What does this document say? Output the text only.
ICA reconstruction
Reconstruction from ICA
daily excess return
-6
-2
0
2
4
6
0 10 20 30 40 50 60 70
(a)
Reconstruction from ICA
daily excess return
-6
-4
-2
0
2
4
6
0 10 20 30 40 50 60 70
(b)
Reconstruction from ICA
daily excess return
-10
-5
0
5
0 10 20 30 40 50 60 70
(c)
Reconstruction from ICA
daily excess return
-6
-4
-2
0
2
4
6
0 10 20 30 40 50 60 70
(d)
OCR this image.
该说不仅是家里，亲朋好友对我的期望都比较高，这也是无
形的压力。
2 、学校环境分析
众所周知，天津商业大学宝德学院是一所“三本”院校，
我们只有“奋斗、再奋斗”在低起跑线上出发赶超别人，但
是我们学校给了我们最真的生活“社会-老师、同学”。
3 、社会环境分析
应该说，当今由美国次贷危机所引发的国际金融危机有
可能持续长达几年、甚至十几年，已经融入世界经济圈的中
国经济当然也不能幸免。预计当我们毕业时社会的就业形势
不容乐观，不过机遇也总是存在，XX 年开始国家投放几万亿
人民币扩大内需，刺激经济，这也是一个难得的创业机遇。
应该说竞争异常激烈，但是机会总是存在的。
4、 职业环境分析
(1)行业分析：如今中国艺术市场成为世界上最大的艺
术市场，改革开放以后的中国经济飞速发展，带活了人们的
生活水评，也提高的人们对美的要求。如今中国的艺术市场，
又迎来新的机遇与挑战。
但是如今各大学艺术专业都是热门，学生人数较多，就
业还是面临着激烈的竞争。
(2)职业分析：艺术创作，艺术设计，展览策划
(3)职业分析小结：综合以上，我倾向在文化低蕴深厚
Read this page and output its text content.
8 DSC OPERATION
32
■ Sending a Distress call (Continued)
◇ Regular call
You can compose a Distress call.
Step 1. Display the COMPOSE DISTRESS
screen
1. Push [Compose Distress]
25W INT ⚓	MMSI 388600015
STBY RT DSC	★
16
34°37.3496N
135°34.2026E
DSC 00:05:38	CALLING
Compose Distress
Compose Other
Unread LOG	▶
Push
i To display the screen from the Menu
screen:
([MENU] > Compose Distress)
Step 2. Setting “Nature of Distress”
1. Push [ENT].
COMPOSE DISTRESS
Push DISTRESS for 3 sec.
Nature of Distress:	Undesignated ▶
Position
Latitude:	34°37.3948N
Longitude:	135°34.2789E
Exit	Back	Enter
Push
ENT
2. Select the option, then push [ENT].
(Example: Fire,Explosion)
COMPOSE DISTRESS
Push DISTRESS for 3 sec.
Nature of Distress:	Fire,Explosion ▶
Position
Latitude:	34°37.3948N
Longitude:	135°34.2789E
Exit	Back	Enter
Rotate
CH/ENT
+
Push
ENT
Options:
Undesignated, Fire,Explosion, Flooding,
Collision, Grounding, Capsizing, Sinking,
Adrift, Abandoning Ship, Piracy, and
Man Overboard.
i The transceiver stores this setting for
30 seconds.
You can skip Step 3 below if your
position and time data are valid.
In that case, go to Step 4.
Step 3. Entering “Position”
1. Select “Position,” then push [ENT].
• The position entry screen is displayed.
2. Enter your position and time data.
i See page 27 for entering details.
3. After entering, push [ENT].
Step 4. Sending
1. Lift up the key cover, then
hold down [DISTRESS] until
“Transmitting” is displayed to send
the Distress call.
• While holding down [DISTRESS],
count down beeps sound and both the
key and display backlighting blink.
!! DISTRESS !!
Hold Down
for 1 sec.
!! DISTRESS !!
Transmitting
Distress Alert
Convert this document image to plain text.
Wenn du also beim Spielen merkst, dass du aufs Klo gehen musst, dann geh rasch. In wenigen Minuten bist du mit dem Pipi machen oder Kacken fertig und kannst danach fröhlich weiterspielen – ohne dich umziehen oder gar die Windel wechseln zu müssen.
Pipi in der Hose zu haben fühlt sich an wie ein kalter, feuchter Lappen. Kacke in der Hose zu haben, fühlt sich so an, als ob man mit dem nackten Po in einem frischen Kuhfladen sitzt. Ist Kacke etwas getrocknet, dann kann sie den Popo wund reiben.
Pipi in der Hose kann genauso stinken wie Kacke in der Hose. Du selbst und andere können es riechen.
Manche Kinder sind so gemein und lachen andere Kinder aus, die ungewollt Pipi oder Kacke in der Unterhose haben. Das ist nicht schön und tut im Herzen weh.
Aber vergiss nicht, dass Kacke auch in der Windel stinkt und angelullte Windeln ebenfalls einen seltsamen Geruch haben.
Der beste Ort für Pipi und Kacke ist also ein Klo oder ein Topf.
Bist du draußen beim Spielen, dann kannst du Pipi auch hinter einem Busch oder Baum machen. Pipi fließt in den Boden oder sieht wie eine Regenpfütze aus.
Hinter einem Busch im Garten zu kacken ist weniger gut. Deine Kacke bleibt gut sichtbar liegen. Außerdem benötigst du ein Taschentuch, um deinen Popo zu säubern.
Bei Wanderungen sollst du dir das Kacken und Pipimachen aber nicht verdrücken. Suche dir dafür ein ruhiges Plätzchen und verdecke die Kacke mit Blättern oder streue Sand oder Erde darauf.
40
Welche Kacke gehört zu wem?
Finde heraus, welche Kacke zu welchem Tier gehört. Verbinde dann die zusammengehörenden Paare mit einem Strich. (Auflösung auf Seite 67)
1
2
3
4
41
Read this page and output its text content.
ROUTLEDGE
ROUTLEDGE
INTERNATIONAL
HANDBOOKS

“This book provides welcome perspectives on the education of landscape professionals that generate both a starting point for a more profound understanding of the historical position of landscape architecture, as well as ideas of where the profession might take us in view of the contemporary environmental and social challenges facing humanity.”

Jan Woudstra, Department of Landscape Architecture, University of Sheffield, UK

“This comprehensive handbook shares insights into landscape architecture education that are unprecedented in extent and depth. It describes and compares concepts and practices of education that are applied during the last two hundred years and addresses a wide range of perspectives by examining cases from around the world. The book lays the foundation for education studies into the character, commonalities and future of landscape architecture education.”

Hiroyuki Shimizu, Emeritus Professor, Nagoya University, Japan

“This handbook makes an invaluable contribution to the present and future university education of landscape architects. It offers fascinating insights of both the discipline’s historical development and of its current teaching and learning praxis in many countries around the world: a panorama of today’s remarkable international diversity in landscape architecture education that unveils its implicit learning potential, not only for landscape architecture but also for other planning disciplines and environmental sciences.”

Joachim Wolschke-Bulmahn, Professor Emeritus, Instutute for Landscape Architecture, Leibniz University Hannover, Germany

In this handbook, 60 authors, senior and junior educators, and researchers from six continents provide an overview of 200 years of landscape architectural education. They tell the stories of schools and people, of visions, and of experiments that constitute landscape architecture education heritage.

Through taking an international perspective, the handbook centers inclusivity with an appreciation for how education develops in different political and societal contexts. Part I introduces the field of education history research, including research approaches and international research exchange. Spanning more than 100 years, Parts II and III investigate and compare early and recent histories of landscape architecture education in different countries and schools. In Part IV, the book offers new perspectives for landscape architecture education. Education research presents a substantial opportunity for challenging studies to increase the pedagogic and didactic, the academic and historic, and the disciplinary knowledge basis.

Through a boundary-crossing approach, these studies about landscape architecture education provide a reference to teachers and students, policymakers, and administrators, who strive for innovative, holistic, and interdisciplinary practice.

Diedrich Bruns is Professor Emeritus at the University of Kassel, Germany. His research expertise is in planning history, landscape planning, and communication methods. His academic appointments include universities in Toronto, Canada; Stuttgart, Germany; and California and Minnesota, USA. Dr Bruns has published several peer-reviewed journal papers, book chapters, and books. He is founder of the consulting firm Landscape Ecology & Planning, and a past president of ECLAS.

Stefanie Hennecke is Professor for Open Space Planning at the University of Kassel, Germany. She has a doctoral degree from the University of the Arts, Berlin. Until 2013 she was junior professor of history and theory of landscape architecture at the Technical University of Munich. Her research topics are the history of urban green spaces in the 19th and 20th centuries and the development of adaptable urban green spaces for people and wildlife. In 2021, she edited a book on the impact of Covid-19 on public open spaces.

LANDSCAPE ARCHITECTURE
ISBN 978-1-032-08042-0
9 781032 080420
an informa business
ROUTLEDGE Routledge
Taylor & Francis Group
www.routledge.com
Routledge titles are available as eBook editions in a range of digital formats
*-*-*
■ **WHAT IS REQUIRED**: Show, from the listing above, each line that contains the word "Transmitting".

■ **ANSWER TO THIS EXERCISE**:
“Transmitting” is displayed to send
Transmitting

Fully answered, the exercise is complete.